__What you need to do__. Copy every line in which the string "articulaires" occurs.

__Data to process__.
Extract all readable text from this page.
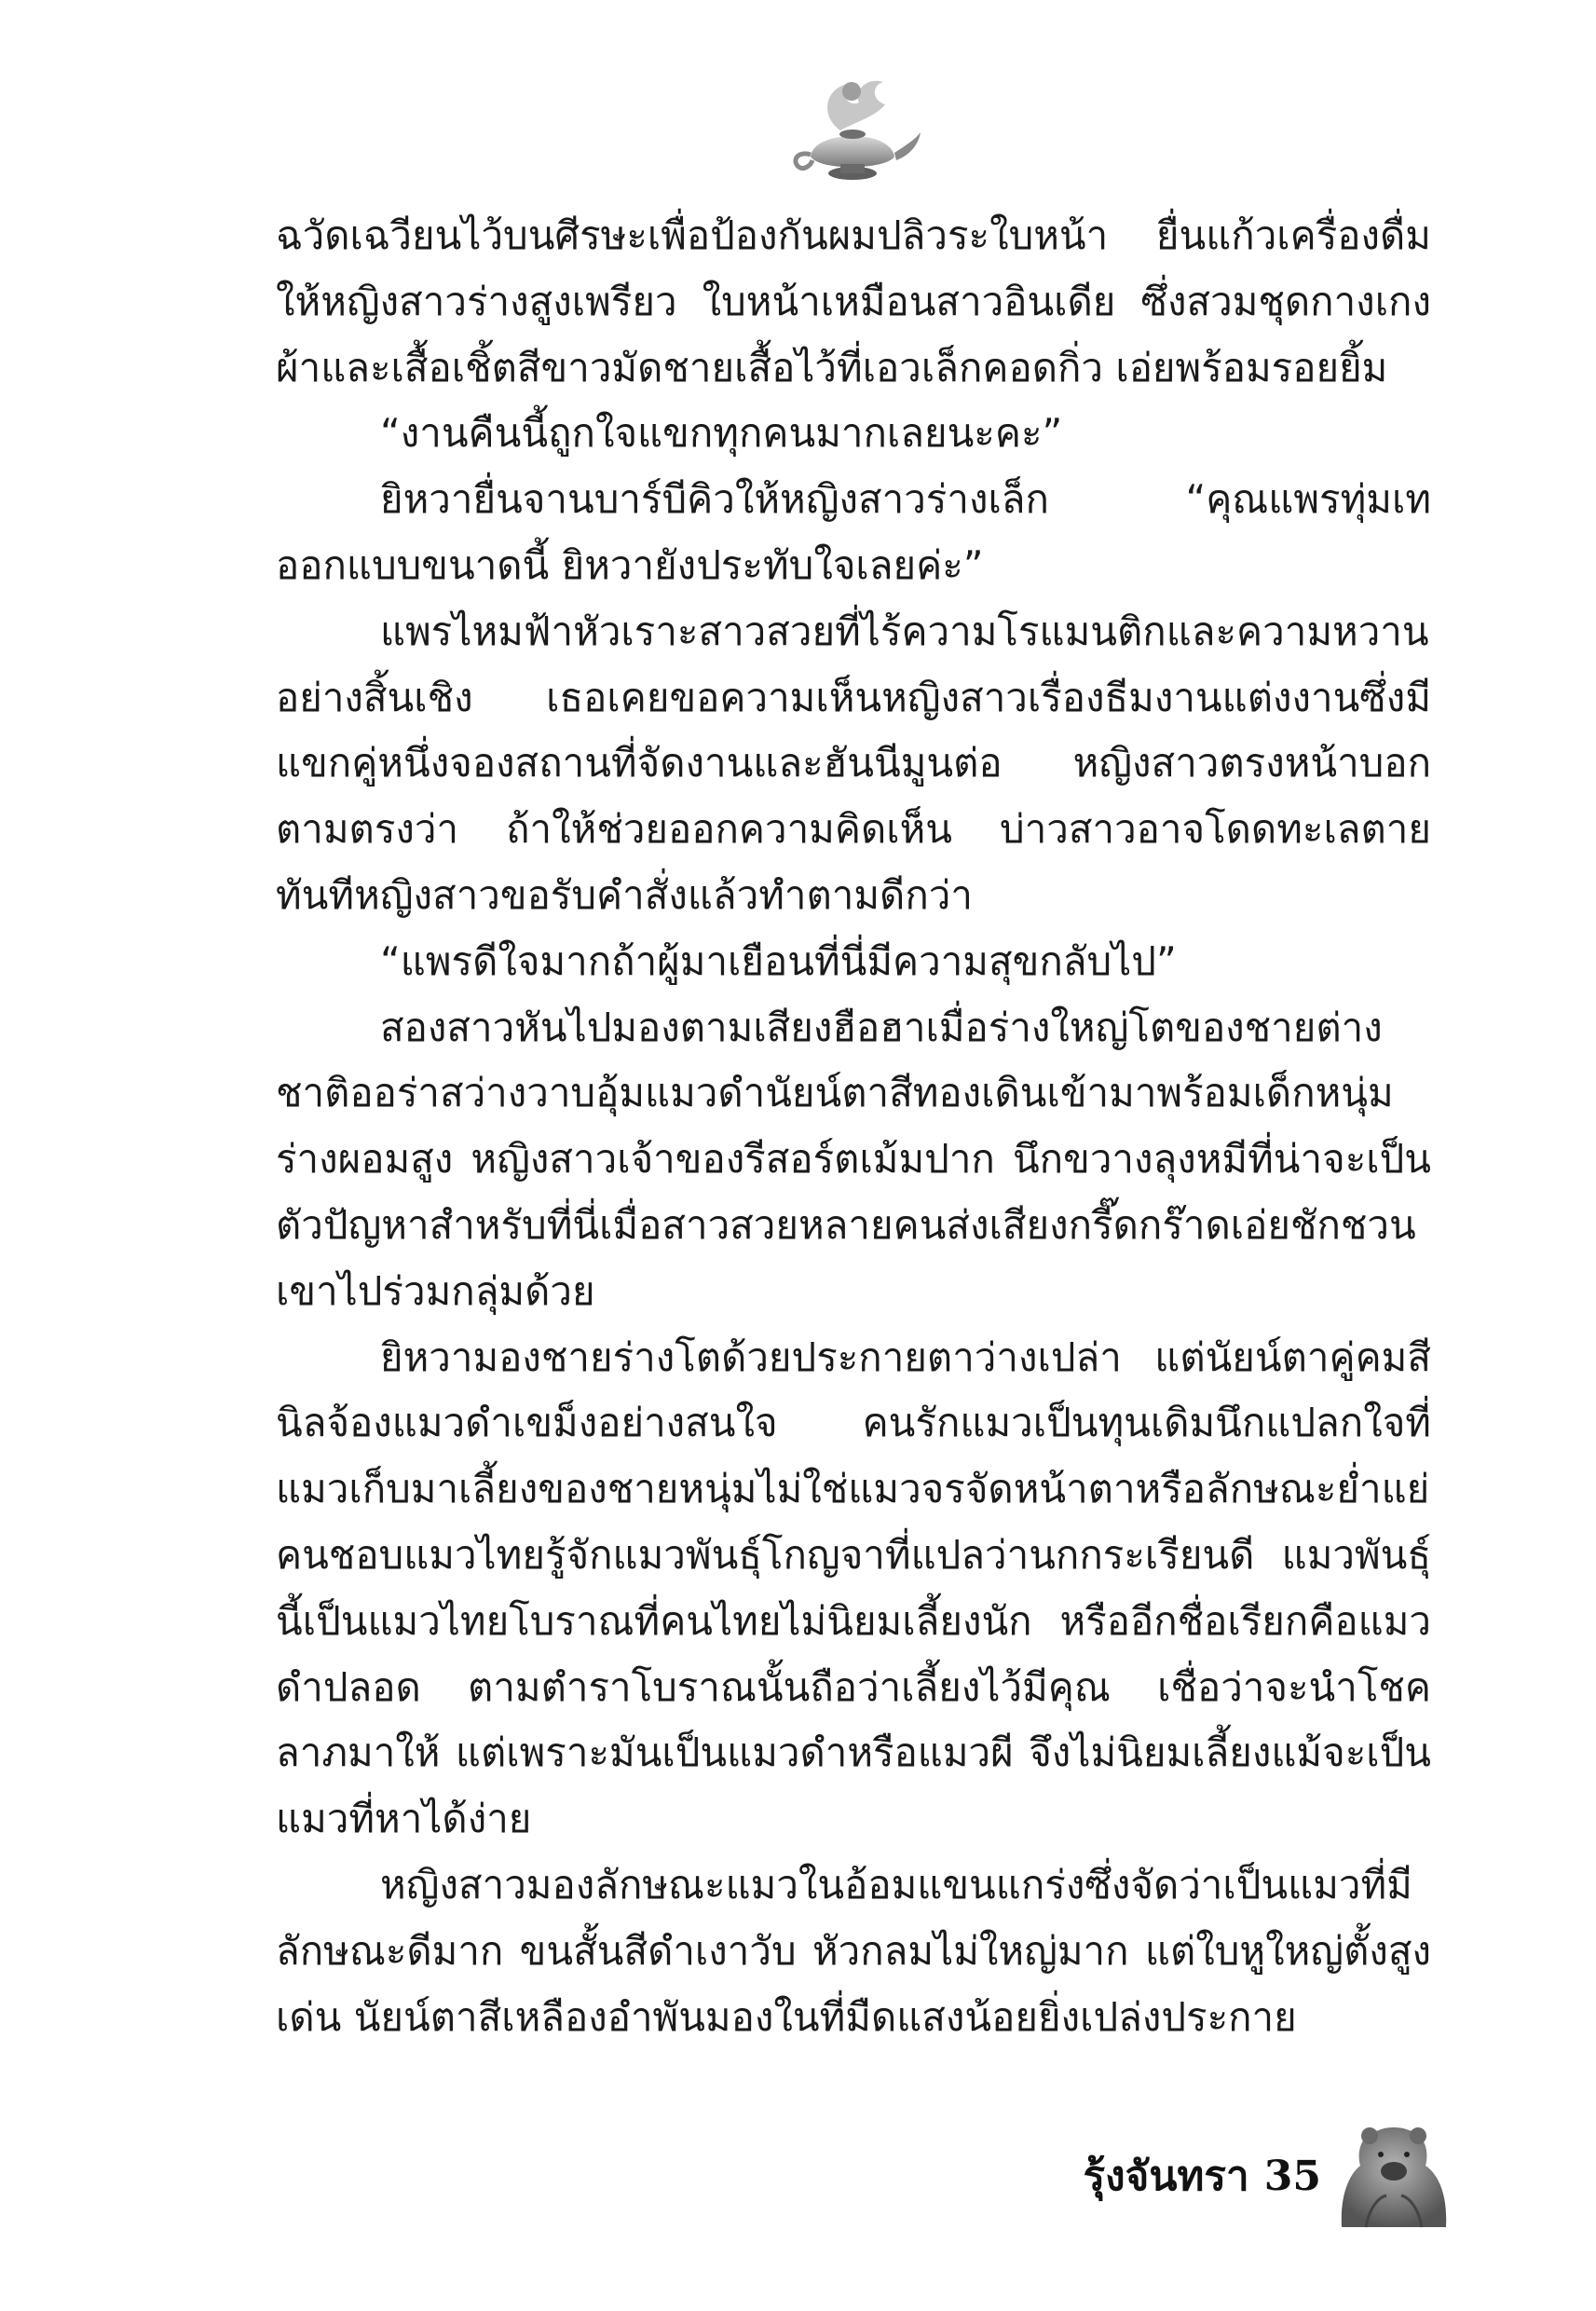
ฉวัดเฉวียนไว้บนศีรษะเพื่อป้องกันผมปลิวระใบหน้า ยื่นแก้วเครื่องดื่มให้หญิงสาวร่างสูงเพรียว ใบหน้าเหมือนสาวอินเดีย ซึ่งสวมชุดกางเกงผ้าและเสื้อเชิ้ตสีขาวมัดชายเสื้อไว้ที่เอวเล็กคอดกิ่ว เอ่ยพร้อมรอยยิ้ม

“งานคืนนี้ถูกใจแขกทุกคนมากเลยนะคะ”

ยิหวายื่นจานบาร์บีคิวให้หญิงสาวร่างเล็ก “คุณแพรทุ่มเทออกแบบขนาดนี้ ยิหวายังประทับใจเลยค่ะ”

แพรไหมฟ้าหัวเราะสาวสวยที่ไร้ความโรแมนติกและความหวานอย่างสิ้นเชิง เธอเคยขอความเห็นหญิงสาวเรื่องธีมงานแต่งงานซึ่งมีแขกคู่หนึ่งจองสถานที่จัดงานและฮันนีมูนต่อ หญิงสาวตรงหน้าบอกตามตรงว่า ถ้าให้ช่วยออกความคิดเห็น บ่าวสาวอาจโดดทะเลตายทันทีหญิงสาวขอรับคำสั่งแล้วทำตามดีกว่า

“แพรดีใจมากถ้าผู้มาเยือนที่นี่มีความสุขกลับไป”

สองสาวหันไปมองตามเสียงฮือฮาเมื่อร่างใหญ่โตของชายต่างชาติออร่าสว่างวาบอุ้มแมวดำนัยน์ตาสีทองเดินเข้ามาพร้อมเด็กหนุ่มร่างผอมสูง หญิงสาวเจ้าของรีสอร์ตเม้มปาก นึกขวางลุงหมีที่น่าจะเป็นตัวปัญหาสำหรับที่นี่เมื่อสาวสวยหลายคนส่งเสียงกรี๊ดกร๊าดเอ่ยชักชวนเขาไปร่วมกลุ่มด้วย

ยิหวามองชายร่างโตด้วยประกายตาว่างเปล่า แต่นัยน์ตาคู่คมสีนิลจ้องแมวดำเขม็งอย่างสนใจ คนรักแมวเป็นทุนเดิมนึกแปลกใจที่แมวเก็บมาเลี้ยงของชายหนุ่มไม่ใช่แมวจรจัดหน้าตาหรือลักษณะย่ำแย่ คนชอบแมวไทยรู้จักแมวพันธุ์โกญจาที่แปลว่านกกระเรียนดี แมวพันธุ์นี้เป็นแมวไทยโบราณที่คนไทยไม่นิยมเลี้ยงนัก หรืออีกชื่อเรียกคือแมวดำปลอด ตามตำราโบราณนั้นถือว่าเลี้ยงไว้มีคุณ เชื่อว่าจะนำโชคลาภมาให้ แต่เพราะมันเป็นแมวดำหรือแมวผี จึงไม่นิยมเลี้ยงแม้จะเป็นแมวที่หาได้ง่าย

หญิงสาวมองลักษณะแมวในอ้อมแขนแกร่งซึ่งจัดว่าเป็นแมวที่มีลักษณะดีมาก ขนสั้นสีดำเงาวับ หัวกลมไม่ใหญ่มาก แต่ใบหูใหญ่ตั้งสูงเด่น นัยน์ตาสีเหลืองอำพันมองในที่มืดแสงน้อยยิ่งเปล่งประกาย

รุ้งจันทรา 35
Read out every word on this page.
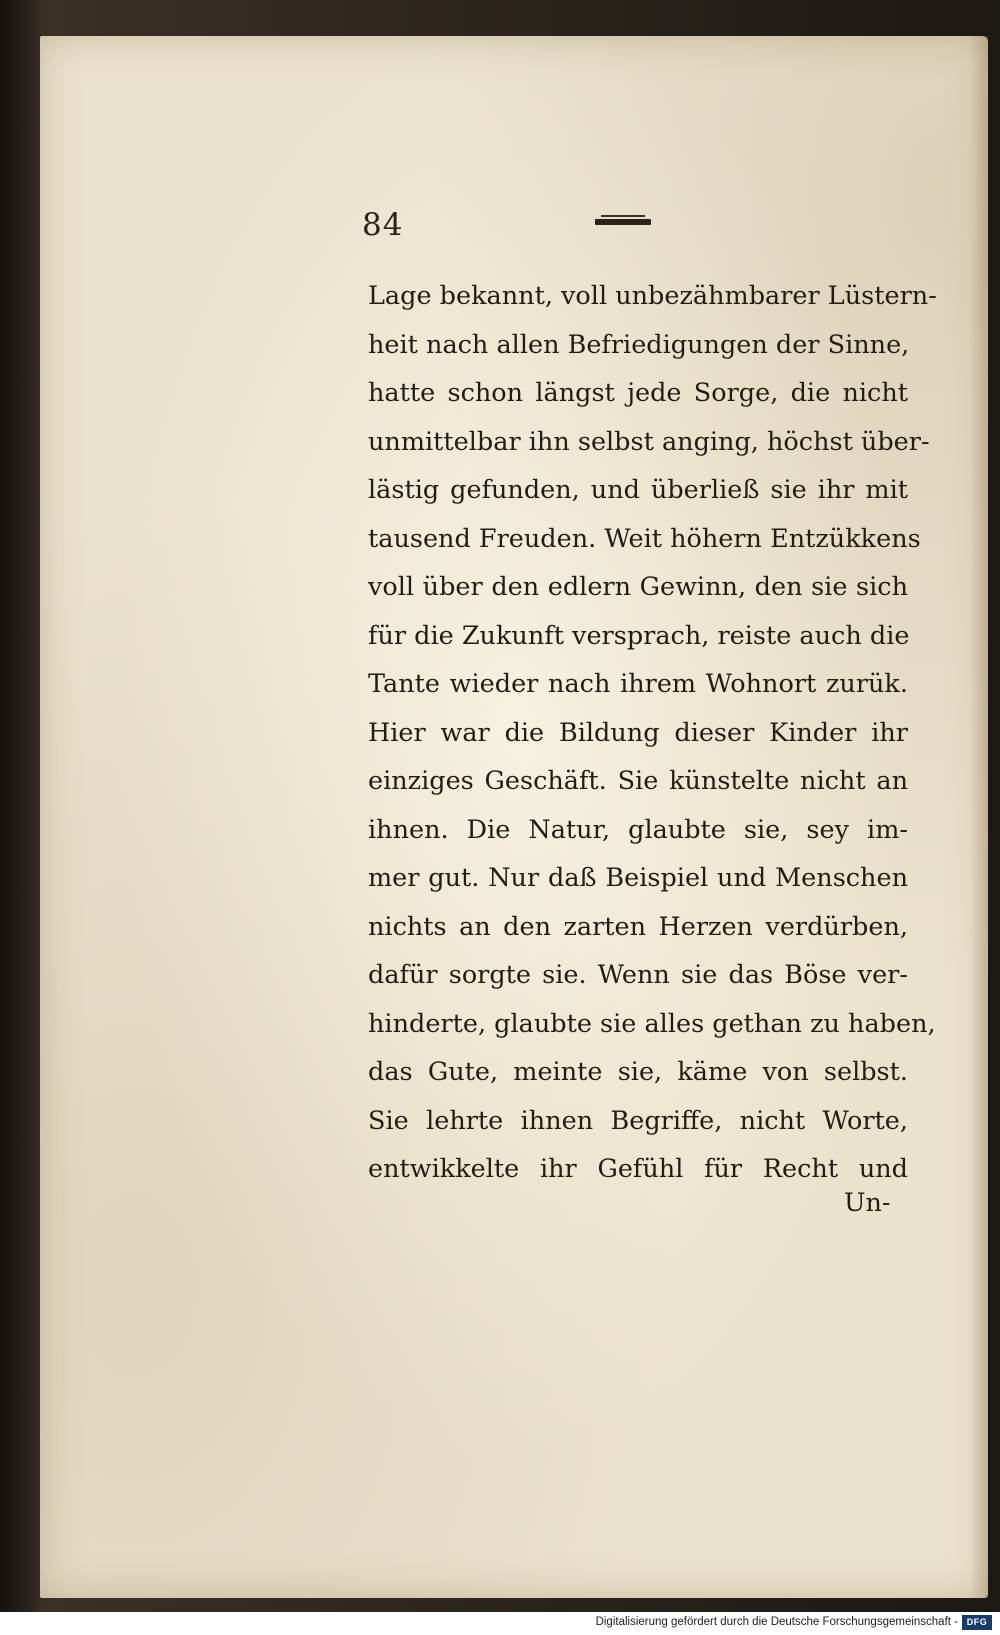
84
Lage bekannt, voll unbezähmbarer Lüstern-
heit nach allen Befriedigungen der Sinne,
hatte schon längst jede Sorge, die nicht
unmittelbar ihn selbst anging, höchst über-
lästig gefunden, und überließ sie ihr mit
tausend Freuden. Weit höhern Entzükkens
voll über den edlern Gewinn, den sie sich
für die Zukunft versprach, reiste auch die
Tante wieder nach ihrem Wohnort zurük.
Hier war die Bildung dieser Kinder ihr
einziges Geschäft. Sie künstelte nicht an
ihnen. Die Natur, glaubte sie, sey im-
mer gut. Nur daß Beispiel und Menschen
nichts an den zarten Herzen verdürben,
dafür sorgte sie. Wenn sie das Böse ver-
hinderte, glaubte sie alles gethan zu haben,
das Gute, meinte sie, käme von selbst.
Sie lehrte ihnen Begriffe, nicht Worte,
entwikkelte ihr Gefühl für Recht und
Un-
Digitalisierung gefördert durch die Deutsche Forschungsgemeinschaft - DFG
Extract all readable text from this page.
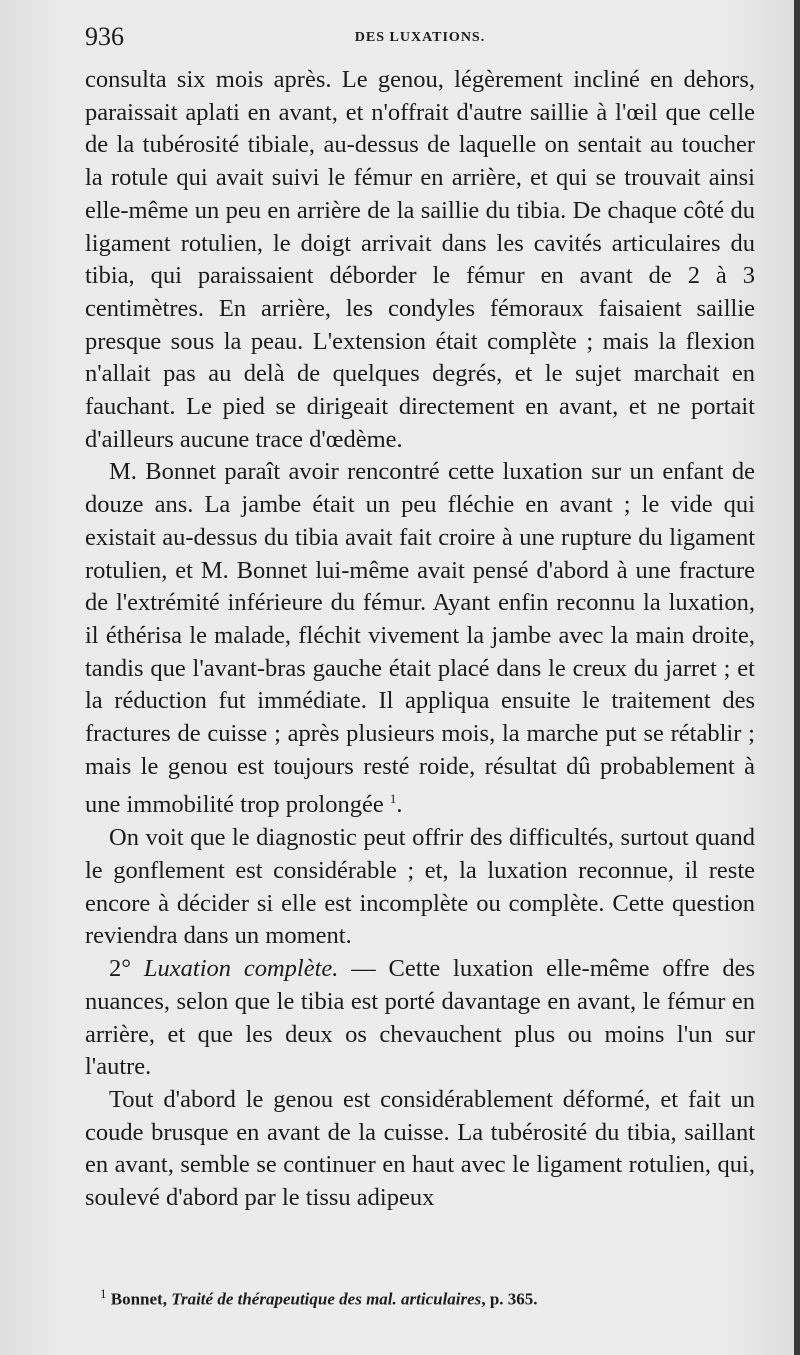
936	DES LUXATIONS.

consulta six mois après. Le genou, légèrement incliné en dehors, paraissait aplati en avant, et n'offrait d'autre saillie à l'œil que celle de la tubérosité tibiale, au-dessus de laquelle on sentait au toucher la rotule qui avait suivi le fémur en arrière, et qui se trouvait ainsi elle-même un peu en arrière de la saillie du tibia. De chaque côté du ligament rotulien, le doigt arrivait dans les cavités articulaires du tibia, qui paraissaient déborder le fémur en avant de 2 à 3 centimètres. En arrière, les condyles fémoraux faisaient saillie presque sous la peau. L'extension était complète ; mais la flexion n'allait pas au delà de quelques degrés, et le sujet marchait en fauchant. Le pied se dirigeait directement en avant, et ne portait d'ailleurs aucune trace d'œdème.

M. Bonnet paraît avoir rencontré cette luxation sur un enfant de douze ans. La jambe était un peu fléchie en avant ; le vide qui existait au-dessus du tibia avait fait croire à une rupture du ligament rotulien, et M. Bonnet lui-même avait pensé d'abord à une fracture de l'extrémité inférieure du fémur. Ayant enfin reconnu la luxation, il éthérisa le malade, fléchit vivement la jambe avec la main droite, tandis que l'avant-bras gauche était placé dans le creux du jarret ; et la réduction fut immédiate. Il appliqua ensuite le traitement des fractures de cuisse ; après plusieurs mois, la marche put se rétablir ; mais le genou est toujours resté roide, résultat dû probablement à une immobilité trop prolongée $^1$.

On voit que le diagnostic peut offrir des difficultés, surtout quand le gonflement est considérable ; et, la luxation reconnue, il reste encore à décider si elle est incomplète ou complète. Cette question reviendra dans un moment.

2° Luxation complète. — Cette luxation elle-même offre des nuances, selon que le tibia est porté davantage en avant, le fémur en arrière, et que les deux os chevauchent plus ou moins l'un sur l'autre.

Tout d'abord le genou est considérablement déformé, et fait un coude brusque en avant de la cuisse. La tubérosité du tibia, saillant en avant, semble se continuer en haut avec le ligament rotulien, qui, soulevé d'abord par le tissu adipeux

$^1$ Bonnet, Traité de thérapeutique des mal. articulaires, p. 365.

__Exercise solution__.
consulta six mois après. Le genou, légèrement incliné en dehors, paraissait aplati en avant, et n'offrait d'autre saillie à l'œil que celle de la tubérosité tibiale, au-dessus de laquelle on sentait au toucher la rotule qui avait suivi le fémur en arrière, et qui se trouvait ainsi elle-même un peu en arrière de la saillie du tibia. De chaque côté du ligament rotulien, le doigt arrivait dans les cavités articulaires du tibia, qui paraissaient déborder le fémur en avant de 2 à 3 centimètres. En arrière, les condyles fémoraux faisaient saillie presque sous la peau. L'extension était complète ; mais la flexion n'allait pas au delà de quelques degrés, et le sujet marchait en fauchant. Le pied se dirigeait directement en avant, et ne portait d'ailleurs aucune trace d'œdème.
$^1$ Bonnet, Traité de thérapeutique des mal. articulaires, p. 365.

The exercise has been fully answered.